━━ Documento de origem
Afirma, em síntese, que o paciente encontra-se submetido a constrangimento ilegal pelo fato do Juízo apontado como coator ter ratificado o recebimento da denúncia pela qual se imputa o crime tipificado no artigo 1º, inciso VII, da Lei nº 9.613/98, nos autos do processo nº 0010573-76.2011.403.6181, posteriormente desmembrado para os autos de nº 0009935-38.2014.4.03.6181.
Sustenta que a imputação carece de justa causa por falta de definição legal do crime antecedente de organização criminosa.
Postula o deferimento de liminar para sobrestar a ação penal e, ao final, a concessão da ordem para trancar a ação penal.
Previamente à distribuição da presente impetração, a Subsecretaria de Registro e Informações Processuais encaminhou os autos a este Gabinete para consulta de prevenção (fls. 188), não reconhecida por despacho de fls. 251.
Por seu turno, a Desembargadora Federal Cecília Mello reconheceu sua prevenção, sendo o habeas corpus distribuído àquela relatoria.
Pela decisão de fls. 254/255 foi concedida a liminar com o fim de "sobrestar o curso da ação penal nº 0009935-38.2014.403.6181 até final julgamento do writ".
Requisitadas, as informações foram prestadas pelo Juízo impetrado às fls. 256/257, tendo sido indagada a extensão da liminar quanto aos demais crimes imputados ao paciente na ação penal. Acompanharam as informações os documentos de fls. 258/335.
A Procuradoria Regional da República pugnou pelo pronunciamento da Relatora acerca da indagação formulada pelo Juízo impetrado (fls. 337), tendo sido proferido o despacho de fls. 342:
"A despeito da decisão proferida em sede de liminar ter sido expressa sobre o alcance da suspensão (sobrestamento do curso da ação penal), informe-se a autoridade impetrada."
Pelo parecer de fls. 345/347, o Ministério Público Federal opinou pela denegação da ordem.
A Desembargadora Federal Cecília Mello, citando julgamento do Órgão Especial desta Corte, em sede de conflito de competência, no qual afirmou a prevalência da regra estampada no art. 15 do Regimento Interno, determinou a redistribuição dos autos a este Gabinete.
É o relatório.
Apresento em mesa.
VOTO
O Desembargador Federal HÉLIO NOGUEIRA (Relator):
Depreende-se dos documentos que instruem a impetração que o paciente foi denunciado pelo Ministério Público Federal nos autos da ação penal nº 0010573-76.2011.403.6181, posteriormente desmembrada aos autos autuados sob o nº 0009935-38.2014.403.6181, como incurso nas sanções do art. 288, caput, 317, caput, ambos do Código Penal, art. 22, parágrafo único, da Lei nº 7.492/86 e art. 1º, incs. V e VII, e § 4º, da Lei nº 9.613/98.
O Juízo impetrado informou que a ação penal encontra-se na fase de interrogatório do paciente, tendo sido expedida carta precatória para o ato, uma vez que José encontra-se recolhido em penitenciária do Rio de Janeiro.
━━━━
__Faça isto__
Escreva a continuação do texto sobre o habeas corpus acima, começando logo depois da última frase apresentada.
━━ Registros de dados
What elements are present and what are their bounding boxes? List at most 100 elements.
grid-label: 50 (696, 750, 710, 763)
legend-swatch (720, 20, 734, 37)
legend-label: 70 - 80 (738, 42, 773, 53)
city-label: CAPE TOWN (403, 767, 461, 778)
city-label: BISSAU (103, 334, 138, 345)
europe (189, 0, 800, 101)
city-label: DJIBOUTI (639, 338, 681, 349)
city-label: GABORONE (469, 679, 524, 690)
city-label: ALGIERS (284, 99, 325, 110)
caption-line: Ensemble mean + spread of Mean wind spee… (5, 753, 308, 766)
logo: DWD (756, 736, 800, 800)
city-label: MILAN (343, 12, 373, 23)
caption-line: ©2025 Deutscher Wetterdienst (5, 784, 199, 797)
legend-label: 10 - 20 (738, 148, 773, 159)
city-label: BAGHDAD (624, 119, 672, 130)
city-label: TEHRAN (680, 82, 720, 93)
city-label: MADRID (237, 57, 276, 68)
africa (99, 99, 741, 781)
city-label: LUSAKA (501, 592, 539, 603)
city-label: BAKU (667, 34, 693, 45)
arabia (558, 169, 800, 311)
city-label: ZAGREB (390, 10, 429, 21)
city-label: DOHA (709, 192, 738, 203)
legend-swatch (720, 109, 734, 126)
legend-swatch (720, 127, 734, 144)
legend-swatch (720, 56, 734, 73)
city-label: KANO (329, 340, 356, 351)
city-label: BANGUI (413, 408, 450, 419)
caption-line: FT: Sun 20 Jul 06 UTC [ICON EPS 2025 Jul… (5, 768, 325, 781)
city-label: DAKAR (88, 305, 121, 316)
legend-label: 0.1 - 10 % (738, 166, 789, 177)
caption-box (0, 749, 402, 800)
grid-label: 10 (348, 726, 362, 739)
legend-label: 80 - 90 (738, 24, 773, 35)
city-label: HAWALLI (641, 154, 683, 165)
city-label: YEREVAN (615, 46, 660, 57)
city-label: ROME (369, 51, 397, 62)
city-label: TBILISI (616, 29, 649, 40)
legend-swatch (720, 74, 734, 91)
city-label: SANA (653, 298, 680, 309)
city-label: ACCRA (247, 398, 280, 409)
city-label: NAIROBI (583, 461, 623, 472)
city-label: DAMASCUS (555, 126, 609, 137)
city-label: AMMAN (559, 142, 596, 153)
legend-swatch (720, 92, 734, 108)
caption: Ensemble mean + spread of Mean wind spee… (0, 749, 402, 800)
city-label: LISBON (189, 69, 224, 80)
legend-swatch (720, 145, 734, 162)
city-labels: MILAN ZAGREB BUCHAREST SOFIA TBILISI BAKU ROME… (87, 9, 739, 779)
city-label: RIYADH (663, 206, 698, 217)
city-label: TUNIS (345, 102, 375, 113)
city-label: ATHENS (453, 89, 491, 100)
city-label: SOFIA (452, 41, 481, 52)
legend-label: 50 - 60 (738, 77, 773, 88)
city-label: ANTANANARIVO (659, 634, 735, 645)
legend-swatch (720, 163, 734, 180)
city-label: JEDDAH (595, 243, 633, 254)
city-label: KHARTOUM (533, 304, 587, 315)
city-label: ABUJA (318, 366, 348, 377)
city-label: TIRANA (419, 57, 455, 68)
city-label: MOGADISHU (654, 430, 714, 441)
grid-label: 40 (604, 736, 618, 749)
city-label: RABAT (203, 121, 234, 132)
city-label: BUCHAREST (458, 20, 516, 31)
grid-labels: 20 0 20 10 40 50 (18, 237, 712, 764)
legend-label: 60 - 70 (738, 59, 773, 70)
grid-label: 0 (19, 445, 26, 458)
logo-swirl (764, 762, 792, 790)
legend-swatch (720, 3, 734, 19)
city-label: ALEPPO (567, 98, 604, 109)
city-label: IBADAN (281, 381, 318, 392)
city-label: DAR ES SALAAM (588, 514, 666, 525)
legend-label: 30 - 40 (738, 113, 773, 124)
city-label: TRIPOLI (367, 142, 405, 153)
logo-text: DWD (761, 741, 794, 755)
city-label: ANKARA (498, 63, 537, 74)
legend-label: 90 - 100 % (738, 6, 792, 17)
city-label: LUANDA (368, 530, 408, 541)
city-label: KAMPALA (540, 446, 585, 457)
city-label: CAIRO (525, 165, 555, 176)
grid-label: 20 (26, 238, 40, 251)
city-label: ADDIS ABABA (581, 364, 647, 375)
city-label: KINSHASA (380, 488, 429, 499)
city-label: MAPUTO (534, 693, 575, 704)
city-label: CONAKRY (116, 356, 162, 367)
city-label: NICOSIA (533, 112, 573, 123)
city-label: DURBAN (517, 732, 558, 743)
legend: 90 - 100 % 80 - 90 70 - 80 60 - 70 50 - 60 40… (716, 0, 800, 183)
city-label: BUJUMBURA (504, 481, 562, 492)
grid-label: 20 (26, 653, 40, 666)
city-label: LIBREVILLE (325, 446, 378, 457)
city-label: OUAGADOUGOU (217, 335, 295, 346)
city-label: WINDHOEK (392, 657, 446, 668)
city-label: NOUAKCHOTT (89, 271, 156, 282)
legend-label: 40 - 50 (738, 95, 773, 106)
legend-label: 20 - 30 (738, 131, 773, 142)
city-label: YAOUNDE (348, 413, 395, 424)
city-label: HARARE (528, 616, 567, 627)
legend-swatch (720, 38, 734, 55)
━━━━
__Resposta abaixo__
O presente writ visa, especificamente, o trancamento da ação penal quanto à imputação do crime de lavagem e ocultação de ativos, tipificado no art. 1º, inc. VII, da Lei nº 9.613/98.
No tocante ao referido crime, a denúncia descreve:
"Consta também dos autos que os denunciados JOSÉ CASSONI RODRIGUES GONÇALVES, REGINA EUSÉBIO GONÇALVES, THIAGO CASSONI RODRIGUES GONÇALVES e MARIAN EUSÉBIO GONÇALVES, previamente ajustados e mediante unidade de desígnio, ao menos desde o ano de 2003 até a presente data, nesta cidade e subseção judiciário, no Município de Barueri, e nos Estados do Uruguai, Mônaco, Estados Unidos e Itália, ocultam e dissimulam, de forma habitual, a natureza, origem, localização, disposição, movimentação e propriedade de bens e valores provenientes dos crimes tipificados nos arts. 317 e 288 do Código Penal brasileiro (praticados em associação criminosa com os demais réus)."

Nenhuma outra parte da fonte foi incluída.